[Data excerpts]
** start **

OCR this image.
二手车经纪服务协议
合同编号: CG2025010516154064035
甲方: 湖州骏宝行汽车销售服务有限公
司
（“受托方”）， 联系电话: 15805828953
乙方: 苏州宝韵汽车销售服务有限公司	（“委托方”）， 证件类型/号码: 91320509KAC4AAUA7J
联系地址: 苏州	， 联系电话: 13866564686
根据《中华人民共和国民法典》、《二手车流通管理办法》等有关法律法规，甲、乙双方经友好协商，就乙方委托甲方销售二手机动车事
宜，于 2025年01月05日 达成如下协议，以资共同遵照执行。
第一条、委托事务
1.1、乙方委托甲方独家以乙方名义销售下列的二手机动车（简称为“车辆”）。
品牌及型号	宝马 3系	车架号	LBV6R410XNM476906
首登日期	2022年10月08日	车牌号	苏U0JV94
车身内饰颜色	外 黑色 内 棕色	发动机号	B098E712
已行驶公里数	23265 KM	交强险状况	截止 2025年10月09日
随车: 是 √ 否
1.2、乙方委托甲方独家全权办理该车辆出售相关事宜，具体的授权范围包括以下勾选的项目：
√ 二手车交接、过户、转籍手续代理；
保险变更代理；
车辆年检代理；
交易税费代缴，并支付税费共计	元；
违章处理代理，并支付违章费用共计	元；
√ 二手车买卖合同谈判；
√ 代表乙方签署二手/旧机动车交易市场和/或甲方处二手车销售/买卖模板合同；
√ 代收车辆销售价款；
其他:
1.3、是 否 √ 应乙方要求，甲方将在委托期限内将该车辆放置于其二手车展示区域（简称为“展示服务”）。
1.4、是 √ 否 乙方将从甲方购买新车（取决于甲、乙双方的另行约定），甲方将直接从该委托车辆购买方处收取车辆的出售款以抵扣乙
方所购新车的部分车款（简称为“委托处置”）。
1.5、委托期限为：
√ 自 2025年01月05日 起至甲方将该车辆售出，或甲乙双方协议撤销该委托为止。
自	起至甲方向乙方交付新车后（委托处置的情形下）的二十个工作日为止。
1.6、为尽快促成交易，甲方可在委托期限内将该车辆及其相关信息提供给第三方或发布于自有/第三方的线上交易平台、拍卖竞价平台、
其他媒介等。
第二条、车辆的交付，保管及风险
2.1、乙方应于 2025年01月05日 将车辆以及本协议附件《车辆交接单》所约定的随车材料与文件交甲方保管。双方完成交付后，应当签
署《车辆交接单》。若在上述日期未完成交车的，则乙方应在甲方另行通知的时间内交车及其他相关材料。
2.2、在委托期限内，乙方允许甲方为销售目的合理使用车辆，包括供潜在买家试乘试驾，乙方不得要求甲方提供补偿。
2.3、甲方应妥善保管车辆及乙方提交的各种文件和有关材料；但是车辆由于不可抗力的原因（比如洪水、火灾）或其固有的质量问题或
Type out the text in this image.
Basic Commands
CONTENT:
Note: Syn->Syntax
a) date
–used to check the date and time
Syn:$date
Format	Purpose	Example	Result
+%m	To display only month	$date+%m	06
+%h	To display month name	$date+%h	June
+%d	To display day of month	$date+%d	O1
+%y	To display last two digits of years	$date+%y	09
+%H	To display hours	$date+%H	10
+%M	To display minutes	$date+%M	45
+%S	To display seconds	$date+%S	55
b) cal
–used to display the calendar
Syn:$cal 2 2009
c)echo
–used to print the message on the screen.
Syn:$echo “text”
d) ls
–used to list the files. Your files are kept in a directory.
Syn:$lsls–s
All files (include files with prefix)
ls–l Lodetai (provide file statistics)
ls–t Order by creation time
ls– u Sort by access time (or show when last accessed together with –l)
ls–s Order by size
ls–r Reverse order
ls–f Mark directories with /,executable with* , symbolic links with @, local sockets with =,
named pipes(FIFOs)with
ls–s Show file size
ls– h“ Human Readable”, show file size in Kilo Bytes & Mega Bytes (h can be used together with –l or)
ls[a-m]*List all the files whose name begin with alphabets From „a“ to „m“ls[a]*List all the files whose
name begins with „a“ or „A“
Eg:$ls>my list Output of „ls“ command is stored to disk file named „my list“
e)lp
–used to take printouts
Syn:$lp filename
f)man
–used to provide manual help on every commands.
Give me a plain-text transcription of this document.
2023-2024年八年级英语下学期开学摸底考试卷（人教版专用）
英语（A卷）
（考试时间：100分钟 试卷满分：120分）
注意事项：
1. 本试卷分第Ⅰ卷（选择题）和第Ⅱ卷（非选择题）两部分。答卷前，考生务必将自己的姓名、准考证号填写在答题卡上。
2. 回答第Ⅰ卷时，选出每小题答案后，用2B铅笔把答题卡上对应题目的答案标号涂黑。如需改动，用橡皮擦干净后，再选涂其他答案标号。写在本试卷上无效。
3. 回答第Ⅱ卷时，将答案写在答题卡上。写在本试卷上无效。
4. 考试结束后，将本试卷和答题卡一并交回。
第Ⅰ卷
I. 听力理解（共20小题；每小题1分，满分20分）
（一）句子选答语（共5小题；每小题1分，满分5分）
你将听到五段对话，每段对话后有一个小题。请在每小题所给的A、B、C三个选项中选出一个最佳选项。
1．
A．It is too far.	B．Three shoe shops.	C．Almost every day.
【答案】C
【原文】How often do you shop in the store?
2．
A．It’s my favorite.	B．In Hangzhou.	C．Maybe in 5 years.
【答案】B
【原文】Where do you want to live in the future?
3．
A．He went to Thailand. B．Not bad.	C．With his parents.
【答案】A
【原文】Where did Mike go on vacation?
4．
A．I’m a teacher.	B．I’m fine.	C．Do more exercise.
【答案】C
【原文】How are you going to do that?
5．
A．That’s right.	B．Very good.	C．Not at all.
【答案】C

** end **

What is asked
Copy out the whole listing exactly.

Exercise answer
OCR this image.
二手车经纪服务协议
合同编号: CG2025010516154064035
甲方: 湖州骏宝行汽车销售服务有限公
司
（“受托方”）， 联系电话: 15805828953
乙方: 苏州宝韵汽车销售服务有限公司	（“委托方”）， 证件类型/号码: 91320509KAC4AAUA7J
联系地址: 苏州	， 联系电话: 13866564686
根据《中华人民共和国民法典》、《二手车流通管理办法》等有关法律法规，甲、乙双方经友好协商，就乙方委托甲方销售二手机动车事
宜，于 2025年01月05日 达成如下协议，以资共同遵照执行。
第一条、委托事务
1.1、乙方委托甲方独家以乙方名义销售下列的二手机动车（简称为“车辆”）。
品牌及型号	宝马 3系	车架号	LBV6R410XNM476906
首登日期	2022年10月08日	车牌号	苏U0JV94
车身内饰颜色	外 黑色 内 棕色	发动机号	B098E712
已行驶公里数	23265 KM	交强险状况	截止 2025年10月09日
随车: 是 √ 否
1.2、乙方委托甲方独家全权办理该车辆出售相关事宜，具体的授权范围包括以下勾选的项目：
√ 二手车交接、过户、转籍手续代理；
保险变更代理；
车辆年检代理；
交易税费代缴，并支付税费共计	元；
违章处理代理，并支付违章费用共计	元；
√ 二手车买卖合同谈判；
√ 代表乙方签署二手/旧机动车交易市场和/或甲方处二手车销售/买卖模板合同；
√ 代收车辆销售价款；
其他:
1.3、是 否 √ 应乙方要求，甲方将在委托期限内将该车辆放置于其二手车展示区域（简称为“展示服务”）。
1.4、是 √ 否 乙方将从甲方购买新车（取决于甲、乙双方的另行约定），甲方将直接从该委托车辆购买方处收取车辆的出售款以抵扣乙
方所购新车的部分车款（简称为“委托处置”）。
1.5、委托期限为：
√ 自 2025年01月05日 起至甲方将该车辆售出，或甲乙双方协议撤销该委托为止。
自	起至甲方向乙方交付新车后（委托处置的情形下）的二十个工作日为止。
1.6、为尽快促成交易，甲方可在委托期限内将该车辆及其相关信息提供给第三方或发布于自有/第三方的线上交易平台、拍卖竞价平台、
其他媒介等。
第二条、车辆的交付，保管及风险
2.1、乙方应于 2025年01月05日 将车辆以及本协议附件《车辆交接单》所约定的随车材料与文件交甲方保管。双方完成交付后，应当签
署《车辆交接单》。若在上述日期未完成交车的，则乙方应在甲方另行通知的时间内交车及其他相关材料。
2.2、在委托期限内，乙方允许甲方为销售目的合理使用车辆，包括供潜在买家试乘试驾，乙方不得要求甲方提供补偿。
2.3、甲方应妥善保管车辆及乙方提交的各种文件和有关材料；但是车辆由于不可抗力的原因（比如洪水、火灾）或其固有的质量问题或
Type out the text in this image.
Basic Commands
CONTENT:
Note: Syn->Syntax
a) date
–used to check the date and time
Syn:$date
Format	Purpose	Example	Result
+%m	To display only month	$date+%m	06
+%h	To display month name	$date+%h	June
+%d	To display day of month	$date+%d	O1
+%y	To display last two digits of years	$date+%y	09
+%H	To display hours	$date+%H	10
+%M	To display minutes	$date+%M	45
+%S	To display seconds	$date+%S	55
b) cal
–used to display the calendar
Syn:$cal 2 2009
c)echo
–used to print the message on the screen.
Syn:$echo “text”
d) ls
–used to list the files. Your files are kept in a directory.
Syn:$lsls–s
All files (include files with prefix)
ls–l Lodetai (provide file statistics)
ls–t Order by creation time
ls– u Sort by access time (or show when last accessed together with –l)
ls–s Order by size
ls–r Reverse order
ls–f Mark directories with /,executable with* , symbolic links with @, local sockets with =,
named pipes(FIFOs)with
ls–s Show file size
ls– h“ Human Readable”, show file size in Kilo Bytes & Mega Bytes (h can be used together with –l or)
ls[a-m]*List all the files whose name begin with alphabets From „a“ to „m“ls[a]*List all the files whose
name begins with „a“ or „A“
Eg:$ls>my list Output of „ls“ command is stored to disk file named „my list“
e)lp
–used to take printouts
Syn:$lp filename
f)man
–used to provide manual help on every commands.
Give me a plain-text transcription of this document.
2023-2024年八年级英语下学期开学摸底考试卷（人教版专用）
英语（A卷）
（考试时间：100分钟 试卷满分：120分）
注意事项：
1. 本试卷分第Ⅰ卷（选择题）和第Ⅱ卷（非选择题）两部分。答卷前，考生务必将自己的姓名、准考证号填写在答题卡上。
2. 回答第Ⅰ卷时，选出每小题答案后，用2B铅笔把答题卡上对应题目的答案标号涂黑。如需改动，用橡皮擦干净后，再选涂其他答案标号。写在本试卷上无效。
3. 回答第Ⅱ卷时，将答案写在答题卡上。写在本试卷上无效。
4. 考试结束后，将本试卷和答题卡一并交回。
第Ⅰ卷
I. 听力理解（共20小题；每小题1分，满分20分）
（一）句子选答语（共5小题；每小题1分，满分5分）
你将听到五段对话，每段对话后有一个小题。请在每小题所给的A、B、C三个选项中选出一个最佳选项。
1．
A．It is too far.	B．Three shoe shops.	C．Almost every day.
【答案】C
【原文】How often do you shop in the store?
2．
A．It’s my favorite.	B．In Hangzhou.	C．Maybe in 5 years.
【答案】B
【原文】Where do you want to live in the future?
3．
A．He went to Thailand. B．Not bad.	C．With his parents.
【答案】A
【原文】Where did Mike go on vacation?
4．
A．I’m a teacher.	B．I’m fine.	C．Do more exercise.
【答案】C
【原文】How are you going to do that?
5．
A．That’s right.	B．Very good.	C．Not at all.
【答案】C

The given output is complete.